Transcribe the full listing exactly, and drop every picture.

* begin Provided material *

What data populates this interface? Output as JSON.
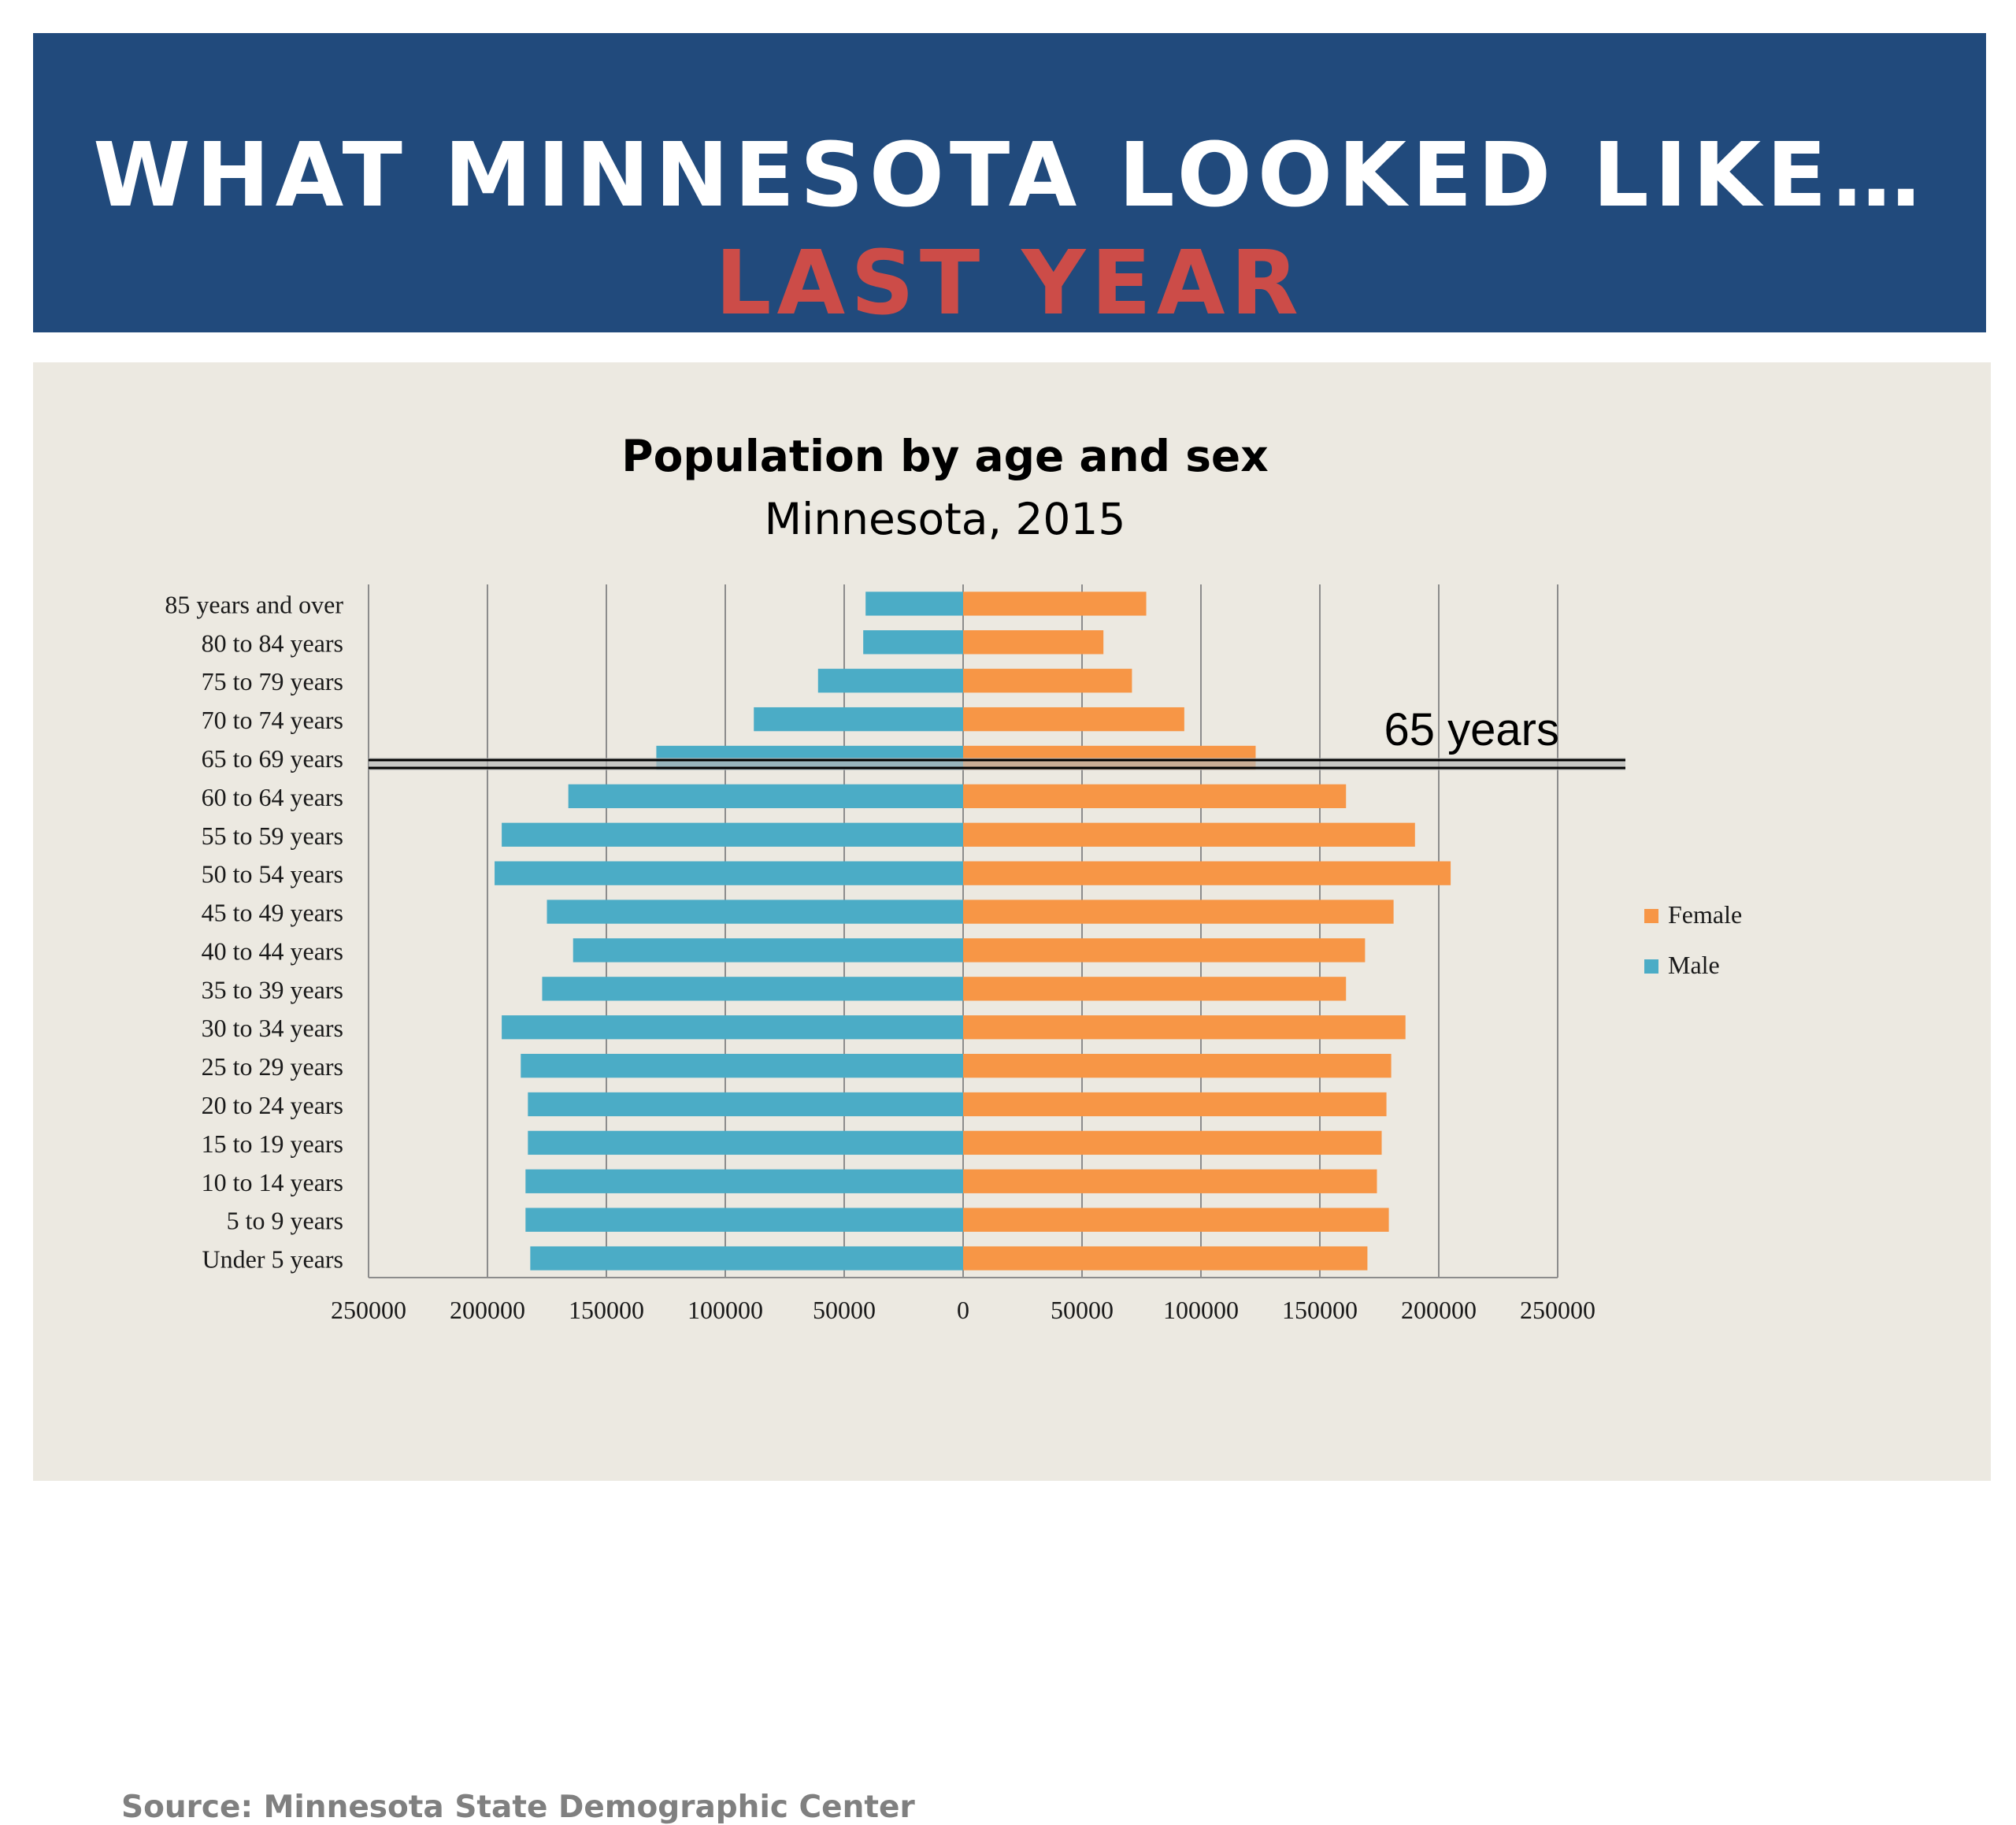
{
  "header": {
    "title": "WHAT MINNESOTA LOOKED LIKE…",
    "subtitle": "LAST YEAR"
  },
  "chart_data": {
    "type": "bar",
    "orientation": "horizontal",
    "subtype": "population-pyramid",
    "title": "Population by age and sex",
    "subtitle": "Minnesota, 2015",
    "categories": [
      "Under 5 years",
      "5 to 9 years",
      "10 to 14 years",
      "15 to 19 years",
      "20 to 24 years",
      "25 to 29 years",
      "30 to 34 years",
      "35 to 39 years",
      "40 to 44 years",
      "45 to 49 years",
      "50 to 54 years",
      "55 to 59 years",
      "60 to 64 years",
      "65 to 69 years",
      "70 to 74 years",
      "75 to 79 years",
      "80 to 84 years",
      "85 years and over"
    ],
    "series": [
      {
        "name": "Female",
        "color": "#f79646",
        "values": [
          170000,
          179000,
          174000,
          176000,
          178000,
          180000,
          186000,
          161000,
          169000,
          181000,
          205000,
          190000,
          161000,
          123000,
          93000,
          71000,
          59000,
          77000
        ]
      },
      {
        "name": "Male",
        "color": "#4bacc6",
        "values": [
          182000,
          184000,
          184000,
          183000,
          183000,
          186000,
          194000,
          177000,
          164000,
          175000,
          197000,
          194000,
          166000,
          129000,
          88000,
          61000,
          42000,
          41000
        ]
      }
    ],
    "xlim": [
      -250000,
      250000
    ],
    "xticks": [
      "250000",
      "200000",
      "150000",
      "100000",
      "50000",
      "0",
      "50000",
      "100000",
      "150000",
      "200000",
      "250000"
    ],
    "grid": true,
    "legend": "right",
    "annotation": {
      "label": "65 years",
      "category": "65 to 69 years"
    }
  },
  "footer": {
    "source": "Source: Minnesota State Demographic Center"
  }
}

* end Provided material *

• Answer in full:
What data populates this interface? Output as JSON.
{
  "header": {
    "title": "WHAT MINNESOTA LOOKED LIKE…",
    "subtitle": "LAST YEAR"
  },
  "chart_data": {
    "type": "bar",
    "orientation": "horizontal",
    "subtype": "population-pyramid",
    "title": "Population by age and sex",
    "subtitle": "Minnesota, 2015",
    "categories": [
      "Under 5 years",
      "5 to 9 years",
      "10 to 14 years",
      "15 to 19 years",
      "20 to 24 years",
      "25 to 29 years",
      "30 to 34 years",
      "35 to 39 years",
      "40 to 44 years",
      "45 to 49 years",
      "50 to 54 years",
      "55 to 59 years",
      "60 to 64 years",
      "65 to 69 years",
      "70 to 74 years",
      "75 to 79 years",
      "80 to 84 years",
      "85 years and over"
    ],
    "series": [
      {
        "name": "Female",
        "color": "#f79646",
        "values": [
          170000,
          179000,
          174000,
          176000,
          178000,
          180000,
          186000,
          161000,
          169000,
          181000,
          205000,
          190000,
          161000,
          123000,
          93000,
          71000,
          59000,
          77000
        ]
      },
      {
        "name": "Male",
        "color": "#4bacc6",
        "values": [
          182000,
          184000,
          184000,
          183000,
          183000,
          186000,
          194000,
          177000,
          164000,
          175000,
          197000,
          194000,
          166000,
          129000,
          88000,
          61000,
          42000,
          41000
        ]
      }
    ],
    "xlim": [
      -250000,
      250000
    ],
    "xticks": [
      "250000",
      "200000",
      "150000",
      "100000",
      "50000",
      "0",
      "50000",
      "100000",
      "150000",
      "200000",
      "250000"
    ],
    "grid": true,
    "legend": "right",
    "annotation": {
      "label": "65 years",
      "category": "65 to 69 years"
    }
  },
  "footer": {
    "source": "Source: Minnesota State Demographic Center"
  }
}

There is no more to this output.